*Prompt*
Please copy out all of the records below, changing each "roads" to "road-network" and leaving every other character as it is.

*Layout region records*
"""

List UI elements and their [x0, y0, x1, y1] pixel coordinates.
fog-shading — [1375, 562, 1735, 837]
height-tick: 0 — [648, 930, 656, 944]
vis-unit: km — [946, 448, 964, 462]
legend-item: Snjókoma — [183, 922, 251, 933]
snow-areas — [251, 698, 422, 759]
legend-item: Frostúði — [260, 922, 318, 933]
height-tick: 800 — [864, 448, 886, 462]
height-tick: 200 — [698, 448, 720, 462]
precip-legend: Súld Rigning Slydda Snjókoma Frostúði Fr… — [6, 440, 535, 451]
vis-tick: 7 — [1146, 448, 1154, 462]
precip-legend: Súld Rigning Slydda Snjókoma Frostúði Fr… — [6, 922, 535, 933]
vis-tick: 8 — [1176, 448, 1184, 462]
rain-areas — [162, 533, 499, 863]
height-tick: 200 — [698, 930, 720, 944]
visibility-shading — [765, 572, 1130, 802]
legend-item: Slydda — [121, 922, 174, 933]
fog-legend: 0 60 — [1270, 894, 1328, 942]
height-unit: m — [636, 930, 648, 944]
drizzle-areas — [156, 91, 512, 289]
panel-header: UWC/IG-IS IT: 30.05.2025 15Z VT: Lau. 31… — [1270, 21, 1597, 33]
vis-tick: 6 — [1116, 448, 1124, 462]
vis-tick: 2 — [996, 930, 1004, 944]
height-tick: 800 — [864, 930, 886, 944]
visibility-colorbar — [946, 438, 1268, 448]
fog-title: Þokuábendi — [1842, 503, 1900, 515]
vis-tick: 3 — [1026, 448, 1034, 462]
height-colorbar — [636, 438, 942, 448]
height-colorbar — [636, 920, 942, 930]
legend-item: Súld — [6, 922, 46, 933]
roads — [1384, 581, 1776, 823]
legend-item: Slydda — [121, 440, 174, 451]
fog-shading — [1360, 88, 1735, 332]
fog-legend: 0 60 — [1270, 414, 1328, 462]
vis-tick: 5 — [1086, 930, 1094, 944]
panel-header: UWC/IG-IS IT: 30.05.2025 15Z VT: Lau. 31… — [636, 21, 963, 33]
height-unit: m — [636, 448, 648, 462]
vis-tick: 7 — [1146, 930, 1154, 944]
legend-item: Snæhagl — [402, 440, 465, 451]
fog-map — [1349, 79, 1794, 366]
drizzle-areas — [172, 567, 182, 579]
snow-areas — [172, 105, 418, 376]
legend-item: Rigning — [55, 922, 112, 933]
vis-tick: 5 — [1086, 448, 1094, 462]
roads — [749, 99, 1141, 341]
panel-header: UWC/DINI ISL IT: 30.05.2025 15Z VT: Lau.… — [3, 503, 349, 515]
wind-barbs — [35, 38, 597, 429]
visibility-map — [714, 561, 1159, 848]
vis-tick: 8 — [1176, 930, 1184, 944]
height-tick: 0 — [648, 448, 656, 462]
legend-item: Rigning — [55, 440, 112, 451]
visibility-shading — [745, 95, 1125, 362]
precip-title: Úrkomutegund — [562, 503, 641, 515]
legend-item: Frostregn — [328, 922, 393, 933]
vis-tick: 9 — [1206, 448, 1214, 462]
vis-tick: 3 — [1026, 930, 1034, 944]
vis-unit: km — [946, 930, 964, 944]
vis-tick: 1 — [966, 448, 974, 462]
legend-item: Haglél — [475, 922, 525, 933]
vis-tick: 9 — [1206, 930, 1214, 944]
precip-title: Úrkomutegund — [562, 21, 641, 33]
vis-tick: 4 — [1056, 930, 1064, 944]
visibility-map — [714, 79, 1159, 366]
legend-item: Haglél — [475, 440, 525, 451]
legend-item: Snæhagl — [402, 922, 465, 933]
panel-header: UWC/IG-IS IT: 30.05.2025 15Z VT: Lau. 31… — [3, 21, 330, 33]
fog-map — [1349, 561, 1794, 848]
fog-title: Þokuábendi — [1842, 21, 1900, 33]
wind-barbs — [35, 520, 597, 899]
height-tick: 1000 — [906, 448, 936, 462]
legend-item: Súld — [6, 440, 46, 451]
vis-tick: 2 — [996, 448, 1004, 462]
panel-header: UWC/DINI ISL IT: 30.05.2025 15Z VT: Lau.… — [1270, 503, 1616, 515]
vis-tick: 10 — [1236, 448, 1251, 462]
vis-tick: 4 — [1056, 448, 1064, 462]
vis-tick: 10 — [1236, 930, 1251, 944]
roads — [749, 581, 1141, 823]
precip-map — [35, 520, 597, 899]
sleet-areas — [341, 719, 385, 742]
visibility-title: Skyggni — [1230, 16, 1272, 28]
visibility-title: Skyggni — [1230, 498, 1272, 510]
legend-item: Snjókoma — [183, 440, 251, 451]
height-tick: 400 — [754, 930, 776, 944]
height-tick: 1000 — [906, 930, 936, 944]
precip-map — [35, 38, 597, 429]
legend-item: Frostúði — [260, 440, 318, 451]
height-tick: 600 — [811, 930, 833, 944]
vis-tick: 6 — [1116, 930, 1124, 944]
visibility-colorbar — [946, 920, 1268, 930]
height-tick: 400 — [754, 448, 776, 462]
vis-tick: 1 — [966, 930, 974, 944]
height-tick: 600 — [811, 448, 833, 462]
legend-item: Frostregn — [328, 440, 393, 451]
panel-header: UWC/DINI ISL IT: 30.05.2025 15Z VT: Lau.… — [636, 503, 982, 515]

"""

*Full response*
List UI elements and their [x0, y0, x1, y1] pixel coordinates.
fog-shading — [1375, 562, 1735, 837]
height-tick: 0 — [648, 930, 656, 944]
vis-unit: km — [946, 448, 964, 462]
legend-item: Snjókoma — [183, 922, 251, 933]
snow-areas — [251, 698, 422, 759]
legend-item: Frostúði — [260, 922, 318, 933]
height-tick: 800 — [864, 448, 886, 462]
height-tick: 200 — [698, 448, 720, 462]
precip-legend: Súld Rigning Slydda Snjókoma Frostúði Fr… — [6, 440, 535, 451]
vis-tick: 7 — [1146, 448, 1154, 462]
precip-legend: Súld Rigning Slydda Snjókoma Frostúði Fr… — [6, 922, 535, 933]
vis-tick: 8 — [1176, 448, 1184, 462]
rain-areas — [162, 533, 499, 863]
height-tick: 200 — [698, 930, 720, 944]
visibility-shading — [765, 572, 1130, 802]
legend-item: Slydda — [121, 922, 174, 933]
fog-legend: 0 60 — [1270, 894, 1328, 942]
height-unit: m — [636, 930, 648, 944]
drizzle-areas — [156, 91, 512, 289]
panel-header: UWC/IG-IS IT: 30.05.2025 15Z VT: Lau. 31… — [1270, 21, 1597, 33]
vis-tick: 6 — [1116, 448, 1124, 462]
vis-tick: 2 — [996, 930, 1004, 944]
height-tick: 800 — [864, 930, 886, 944]
visibility-colorbar — [946, 438, 1268, 448]
fog-title: Þokuábendi — [1842, 503, 1900, 515]
vis-tick: 3 — [1026, 448, 1034, 462]
height-colorbar — [636, 438, 942, 448]
height-colorbar — [636, 920, 942, 930]
legend-item: Súld — [6, 922, 46, 933]
road-network — [1384, 581, 1776, 823]
legend-item: Slydda — [121, 440, 174, 451]
fog-shading — [1360, 88, 1735, 332]
fog-legend: 0 60 — [1270, 414, 1328, 462]
vis-tick: 5 — [1086, 930, 1094, 944]
panel-header: UWC/IG-IS IT: 30.05.2025 15Z VT: Lau. 31… — [636, 21, 963, 33]
height-unit: m — [636, 448, 648, 462]
vis-tick: 7 — [1146, 930, 1154, 944]
legend-item: Snæhagl — [402, 440, 465, 451]
fog-map — [1349, 79, 1794, 366]
drizzle-areas — [172, 567, 182, 579]
snow-areas — [172, 105, 418, 376]
legend-item: Rigning — [55, 922, 112, 933]
vis-tick: 5 — [1086, 448, 1094, 462]
road-network — [749, 99, 1141, 341]
panel-header: UWC/DINI ISL IT: 30.05.2025 15Z VT: Lau.… — [3, 503, 349, 515]
wind-barbs — [35, 38, 597, 429]
visibility-map — [714, 561, 1159, 848]
vis-tick: 8 — [1176, 930, 1184, 944]
height-tick: 0 — [648, 448, 656, 462]
legend-item: Rigning — [55, 440, 112, 451]
visibility-shading — [745, 95, 1125, 362]
precip-title: Úrkomutegund — [562, 503, 641, 515]
legend-item: Frostregn — [328, 922, 393, 933]
vis-tick: 9 — [1206, 448, 1214, 462]
vis-tick: 3 — [1026, 930, 1034, 944]
vis-unit: km — [946, 930, 964, 944]
vis-tick: 1 — [966, 448, 974, 462]
legend-item: Haglél — [475, 922, 525, 933]
vis-tick: 9 — [1206, 930, 1214, 944]
precip-title: Úrkomutegund — [562, 21, 641, 33]
vis-tick: 4 — [1056, 930, 1064, 944]
visibility-map — [714, 79, 1159, 366]
legend-item: Haglél — [475, 440, 525, 451]
legend-item: Snæhagl — [402, 922, 465, 933]
panel-header: UWC/IG-IS IT: 30.05.2025 15Z VT: Lau. 31… — [3, 21, 330, 33]
fog-map — [1349, 561, 1794, 848]
fog-title: Þokuábendi — [1842, 21, 1900, 33]
wind-barbs — [35, 520, 597, 899]
height-tick: 1000 — [906, 448, 936, 462]
legend-item: Súld — [6, 440, 46, 451]
vis-tick: 2 — [996, 448, 1004, 462]
panel-header: UWC/DINI ISL IT: 30.05.2025 15Z VT: Lau.… — [1270, 503, 1616, 515]
vis-tick: 10 — [1236, 448, 1251, 462]
vis-tick: 4 — [1056, 448, 1064, 462]
vis-tick: 10 — [1236, 930, 1251, 944]
road-network — [749, 581, 1141, 823]
precip-map — [35, 520, 597, 899]
sleet-areas — [341, 719, 385, 742]
visibility-title: Skyggni — [1230, 16, 1272, 28]
visibility-title: Skyggni — [1230, 498, 1272, 510]
legend-item: Snjókoma — [183, 440, 251, 451]
height-tick: 400 — [754, 930, 776, 944]
height-tick: 1000 — [906, 930, 936, 944]
precip-map — [35, 38, 597, 429]
legend-item: Frostúði — [260, 440, 318, 451]
height-tick: 600 — [811, 930, 833, 944]
vis-tick: 6 — [1116, 930, 1124, 944]
visibility-colorbar — [946, 920, 1268, 930]
height-tick: 400 — [754, 448, 776, 462]
vis-tick: 1 — [966, 930, 974, 944]
height-tick: 600 — [811, 448, 833, 462]
legend-item: Frostregn — [328, 440, 393, 451]
panel-header: UWC/DINI ISL IT: 30.05.2025 15Z VT: Lau.… — [636, 503, 982, 515]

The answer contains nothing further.